Task goal: Reproduce every entry below precisely. Pictures are excluded from the copy.

**** Record excerpts ****

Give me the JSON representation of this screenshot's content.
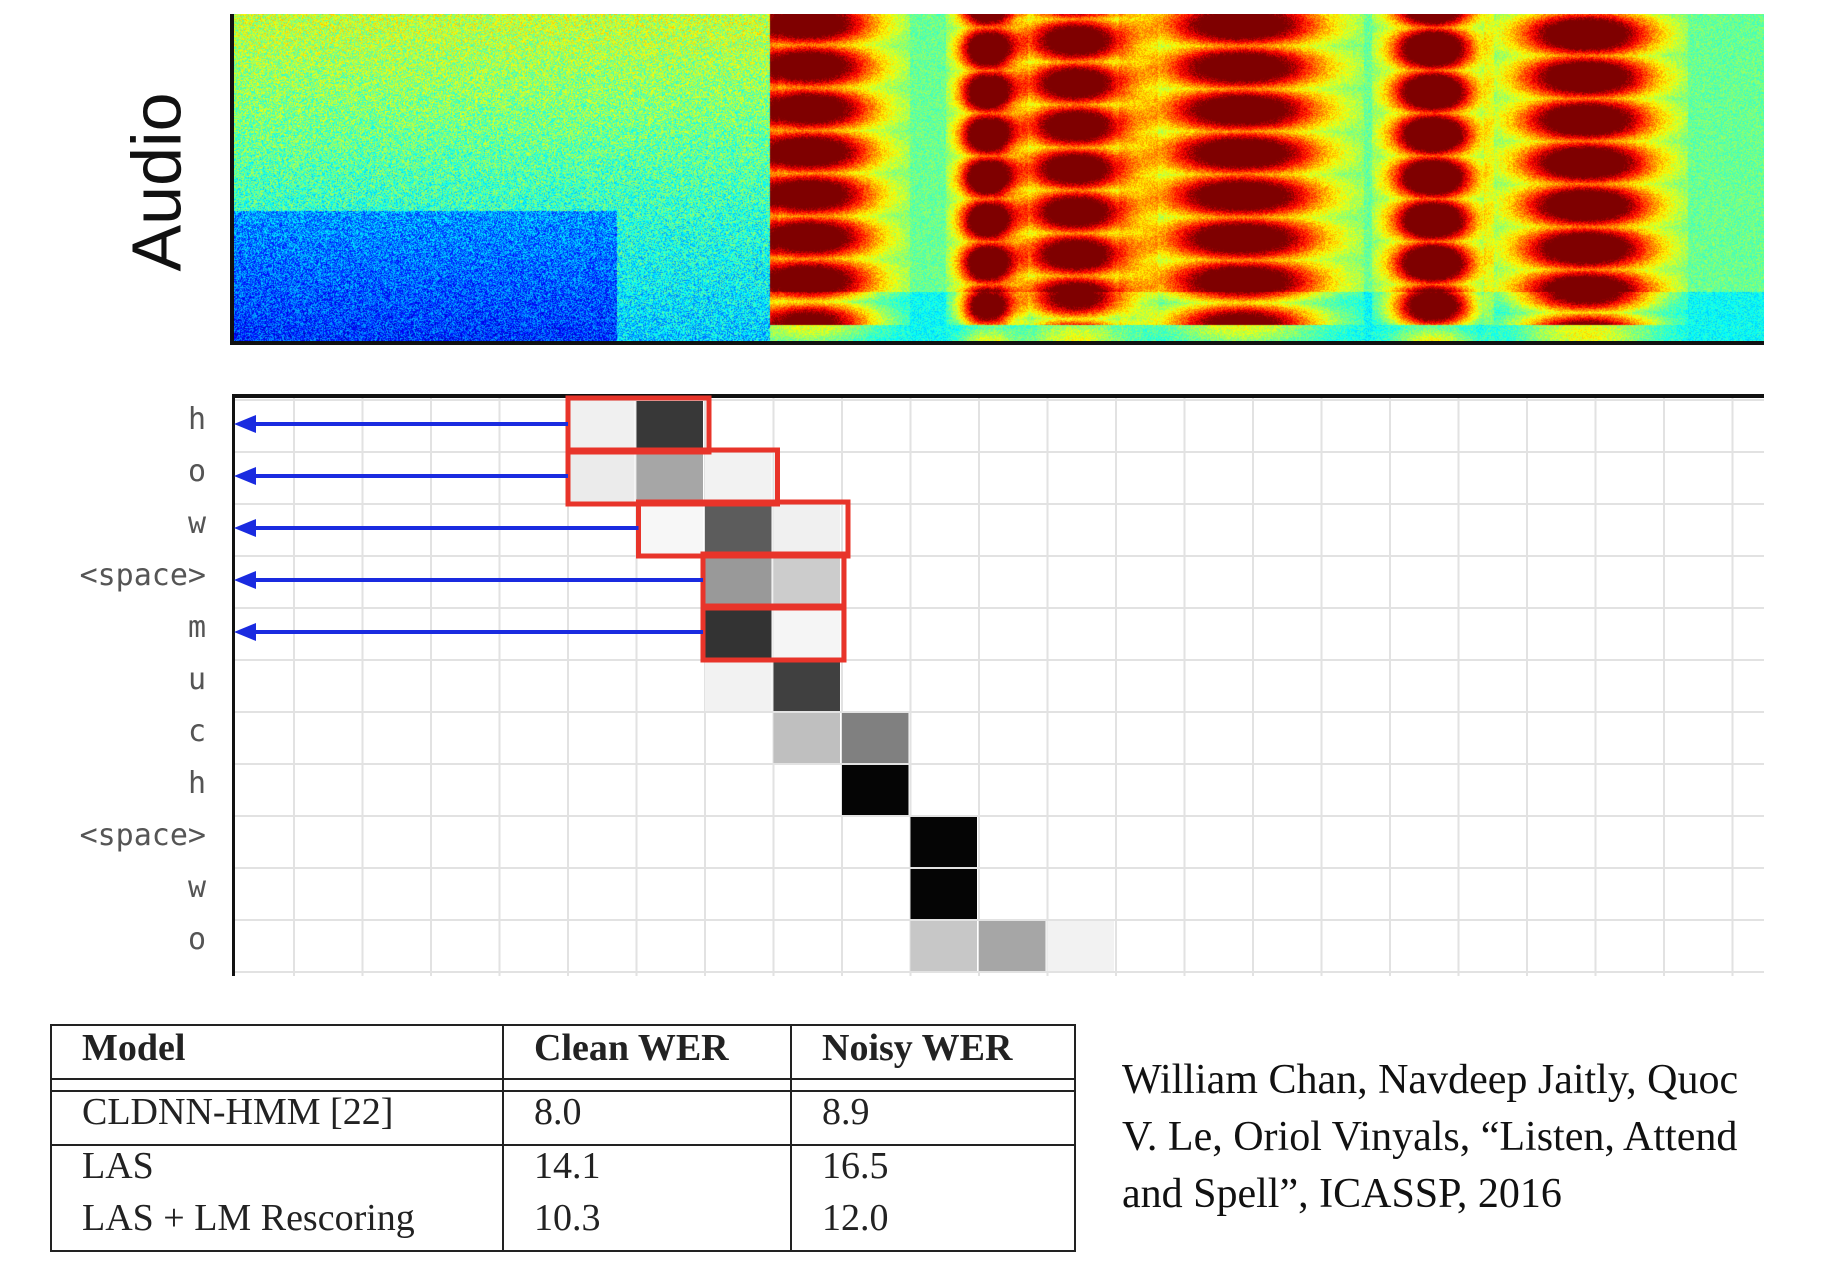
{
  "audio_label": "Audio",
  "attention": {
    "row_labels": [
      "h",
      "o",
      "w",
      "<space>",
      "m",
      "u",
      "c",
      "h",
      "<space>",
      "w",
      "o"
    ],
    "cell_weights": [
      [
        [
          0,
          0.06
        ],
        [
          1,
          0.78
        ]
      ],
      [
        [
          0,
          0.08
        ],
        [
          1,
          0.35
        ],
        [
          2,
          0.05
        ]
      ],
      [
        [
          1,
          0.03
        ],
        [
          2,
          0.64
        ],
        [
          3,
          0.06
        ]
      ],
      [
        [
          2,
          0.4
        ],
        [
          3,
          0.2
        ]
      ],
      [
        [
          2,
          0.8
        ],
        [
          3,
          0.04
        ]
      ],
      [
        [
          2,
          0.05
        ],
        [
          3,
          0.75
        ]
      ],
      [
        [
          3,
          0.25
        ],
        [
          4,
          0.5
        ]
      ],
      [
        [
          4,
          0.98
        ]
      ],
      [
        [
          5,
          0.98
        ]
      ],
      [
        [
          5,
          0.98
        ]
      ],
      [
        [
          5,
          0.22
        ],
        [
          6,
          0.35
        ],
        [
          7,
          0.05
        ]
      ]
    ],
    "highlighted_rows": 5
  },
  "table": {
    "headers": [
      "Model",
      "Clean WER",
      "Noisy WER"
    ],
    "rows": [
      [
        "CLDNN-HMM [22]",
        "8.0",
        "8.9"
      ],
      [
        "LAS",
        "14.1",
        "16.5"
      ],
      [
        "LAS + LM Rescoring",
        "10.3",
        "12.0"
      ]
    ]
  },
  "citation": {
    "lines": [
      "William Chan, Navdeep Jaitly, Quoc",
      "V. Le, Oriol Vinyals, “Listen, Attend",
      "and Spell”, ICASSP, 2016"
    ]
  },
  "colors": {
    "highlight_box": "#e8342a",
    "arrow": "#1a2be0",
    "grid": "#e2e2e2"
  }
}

****

Solution below:
Give me the JSON representation of this screenshot's content.
{
  "audio_label": "Audio",
  "attention": {
    "row_labels": [
      "h",
      "o",
      "w",
      "<space>",
      "m",
      "u",
      "c",
      "h",
      "<space>",
      "w",
      "o"
    ],
    "cell_weights": [
      [
        [
          0,
          0.06
        ],
        [
          1,
          0.78
        ]
      ],
      [
        [
          0,
          0.08
        ],
        [
          1,
          0.35
        ],
        [
          2,
          0.05
        ]
      ],
      [
        [
          1,
          0.03
        ],
        [
          2,
          0.64
        ],
        [
          3,
          0.06
        ]
      ],
      [
        [
          2,
          0.4
        ],
        [
          3,
          0.2
        ]
      ],
      [
        [
          2,
          0.8
        ],
        [
          3,
          0.04
        ]
      ],
      [
        [
          2,
          0.05
        ],
        [
          3,
          0.75
        ]
      ],
      [
        [
          3,
          0.25
        ],
        [
          4,
          0.5
        ]
      ],
      [
        [
          4,
          0.98
        ]
      ],
      [
        [
          5,
          0.98
        ]
      ],
      [
        [
          5,
          0.98
        ]
      ],
      [
        [
          5,
          0.22
        ],
        [
          6,
          0.35
        ],
        [
          7,
          0.05
        ]
      ]
    ],
    "highlighted_rows": 5
  },
  "table": {
    "headers": [
      "Model",
      "Clean WER",
      "Noisy WER"
    ],
    "rows": [
      [
        "CLDNN-HMM [22]",
        "8.0",
        "8.9"
      ],
      [
        "LAS",
        "14.1",
        "16.5"
      ],
      [
        "LAS + LM Rescoring",
        "10.3",
        "12.0"
      ]
    ]
  },
  "citation": {
    "lines": [
      "William Chan, Navdeep Jaitly, Quoc",
      "V. Le, Oriol Vinyals, “Listen, Attend",
      "and Spell”, ICASSP, 2016"
    ]
  },
  "colors": {
    "highlight_box": "#e8342a",
    "arrow": "#1a2be0",
    "grid": "#e2e2e2"
  }
}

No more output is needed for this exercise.